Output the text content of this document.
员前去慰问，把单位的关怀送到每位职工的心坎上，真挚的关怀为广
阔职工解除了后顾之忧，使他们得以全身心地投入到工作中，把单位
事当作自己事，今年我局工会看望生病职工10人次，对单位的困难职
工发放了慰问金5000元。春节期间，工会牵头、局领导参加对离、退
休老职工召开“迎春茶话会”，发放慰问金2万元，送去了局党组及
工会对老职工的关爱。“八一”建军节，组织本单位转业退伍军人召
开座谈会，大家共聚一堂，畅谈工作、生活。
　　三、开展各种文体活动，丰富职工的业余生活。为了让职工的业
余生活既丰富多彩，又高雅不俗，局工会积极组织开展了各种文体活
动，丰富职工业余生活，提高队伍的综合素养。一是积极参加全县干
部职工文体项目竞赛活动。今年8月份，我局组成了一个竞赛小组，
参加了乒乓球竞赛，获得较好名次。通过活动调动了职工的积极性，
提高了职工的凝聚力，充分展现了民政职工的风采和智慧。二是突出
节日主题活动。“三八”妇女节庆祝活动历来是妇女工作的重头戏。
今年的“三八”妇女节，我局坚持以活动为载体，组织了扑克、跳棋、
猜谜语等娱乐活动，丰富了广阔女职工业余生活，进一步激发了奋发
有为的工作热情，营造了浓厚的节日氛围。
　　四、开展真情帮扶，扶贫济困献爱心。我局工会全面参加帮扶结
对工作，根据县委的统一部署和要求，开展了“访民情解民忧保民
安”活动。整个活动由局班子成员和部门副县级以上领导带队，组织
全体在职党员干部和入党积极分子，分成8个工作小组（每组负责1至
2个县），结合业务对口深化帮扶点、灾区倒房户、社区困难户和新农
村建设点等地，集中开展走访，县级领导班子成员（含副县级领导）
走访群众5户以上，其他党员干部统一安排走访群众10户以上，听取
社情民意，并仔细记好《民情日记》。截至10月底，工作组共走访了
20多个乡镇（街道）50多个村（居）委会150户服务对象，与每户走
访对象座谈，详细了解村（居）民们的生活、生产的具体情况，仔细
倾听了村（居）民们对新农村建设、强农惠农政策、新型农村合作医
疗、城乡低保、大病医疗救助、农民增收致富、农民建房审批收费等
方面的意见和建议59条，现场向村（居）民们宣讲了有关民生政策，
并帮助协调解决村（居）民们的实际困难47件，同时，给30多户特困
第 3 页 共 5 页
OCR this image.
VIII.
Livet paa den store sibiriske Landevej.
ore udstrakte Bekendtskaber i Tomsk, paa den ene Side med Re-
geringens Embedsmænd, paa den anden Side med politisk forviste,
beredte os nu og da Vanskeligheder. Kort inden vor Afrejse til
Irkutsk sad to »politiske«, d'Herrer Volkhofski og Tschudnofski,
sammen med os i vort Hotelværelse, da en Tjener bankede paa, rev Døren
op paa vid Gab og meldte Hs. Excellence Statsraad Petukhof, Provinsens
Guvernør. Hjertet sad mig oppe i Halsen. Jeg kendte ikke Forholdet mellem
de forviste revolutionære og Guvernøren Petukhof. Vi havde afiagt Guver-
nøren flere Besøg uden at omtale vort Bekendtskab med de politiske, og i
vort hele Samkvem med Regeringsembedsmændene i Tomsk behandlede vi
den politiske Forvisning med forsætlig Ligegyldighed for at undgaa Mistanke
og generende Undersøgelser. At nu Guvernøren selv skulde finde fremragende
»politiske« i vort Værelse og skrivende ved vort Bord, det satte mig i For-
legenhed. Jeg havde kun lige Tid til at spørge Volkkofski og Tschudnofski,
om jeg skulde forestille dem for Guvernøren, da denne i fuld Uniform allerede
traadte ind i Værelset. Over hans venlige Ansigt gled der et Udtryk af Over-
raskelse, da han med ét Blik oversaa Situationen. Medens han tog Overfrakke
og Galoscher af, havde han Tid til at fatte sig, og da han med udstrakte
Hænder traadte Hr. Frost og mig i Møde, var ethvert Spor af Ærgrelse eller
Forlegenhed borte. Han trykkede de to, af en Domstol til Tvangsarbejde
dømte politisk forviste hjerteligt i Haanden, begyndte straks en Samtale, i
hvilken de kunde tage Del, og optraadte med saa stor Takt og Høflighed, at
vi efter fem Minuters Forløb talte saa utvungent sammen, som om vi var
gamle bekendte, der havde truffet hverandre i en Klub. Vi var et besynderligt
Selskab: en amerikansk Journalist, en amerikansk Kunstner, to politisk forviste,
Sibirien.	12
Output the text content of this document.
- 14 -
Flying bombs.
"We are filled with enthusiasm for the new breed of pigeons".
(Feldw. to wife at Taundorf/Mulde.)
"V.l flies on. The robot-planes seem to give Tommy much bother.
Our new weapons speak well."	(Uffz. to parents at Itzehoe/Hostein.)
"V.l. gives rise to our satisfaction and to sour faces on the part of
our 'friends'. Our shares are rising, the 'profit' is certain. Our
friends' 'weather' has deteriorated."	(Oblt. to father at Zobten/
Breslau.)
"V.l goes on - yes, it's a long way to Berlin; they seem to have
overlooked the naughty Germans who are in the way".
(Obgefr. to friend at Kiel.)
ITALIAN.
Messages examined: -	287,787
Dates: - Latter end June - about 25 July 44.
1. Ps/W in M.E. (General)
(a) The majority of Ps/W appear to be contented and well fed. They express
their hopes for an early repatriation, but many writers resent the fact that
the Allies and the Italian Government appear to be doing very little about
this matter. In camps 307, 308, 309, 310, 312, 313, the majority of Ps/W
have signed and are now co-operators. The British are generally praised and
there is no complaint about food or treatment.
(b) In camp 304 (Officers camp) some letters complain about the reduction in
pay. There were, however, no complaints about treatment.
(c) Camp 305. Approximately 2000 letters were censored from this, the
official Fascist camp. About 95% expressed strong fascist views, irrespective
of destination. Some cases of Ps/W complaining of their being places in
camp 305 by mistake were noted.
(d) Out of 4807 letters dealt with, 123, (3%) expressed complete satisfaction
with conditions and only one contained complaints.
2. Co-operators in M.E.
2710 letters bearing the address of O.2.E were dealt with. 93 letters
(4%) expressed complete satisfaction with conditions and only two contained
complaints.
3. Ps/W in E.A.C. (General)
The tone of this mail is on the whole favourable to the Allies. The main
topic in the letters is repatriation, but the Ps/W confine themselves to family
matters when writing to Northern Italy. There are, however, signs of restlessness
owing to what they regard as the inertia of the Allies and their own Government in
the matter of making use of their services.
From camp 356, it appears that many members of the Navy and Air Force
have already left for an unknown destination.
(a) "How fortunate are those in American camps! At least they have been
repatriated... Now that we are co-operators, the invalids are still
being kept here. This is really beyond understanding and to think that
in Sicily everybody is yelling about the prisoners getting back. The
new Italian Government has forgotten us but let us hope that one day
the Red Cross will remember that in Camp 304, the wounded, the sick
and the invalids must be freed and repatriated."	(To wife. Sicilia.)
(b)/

________________

> WHAT TO PRODUCE: Pull out all lines containing "skulde".

> EXERCISE SOLUTION:
og generende Undersøgelser. At nu Guvernøren selv skulde finde fremragende
om jeg skulde forestille dem for Guvernøren, da denne i fuld Uniform allerede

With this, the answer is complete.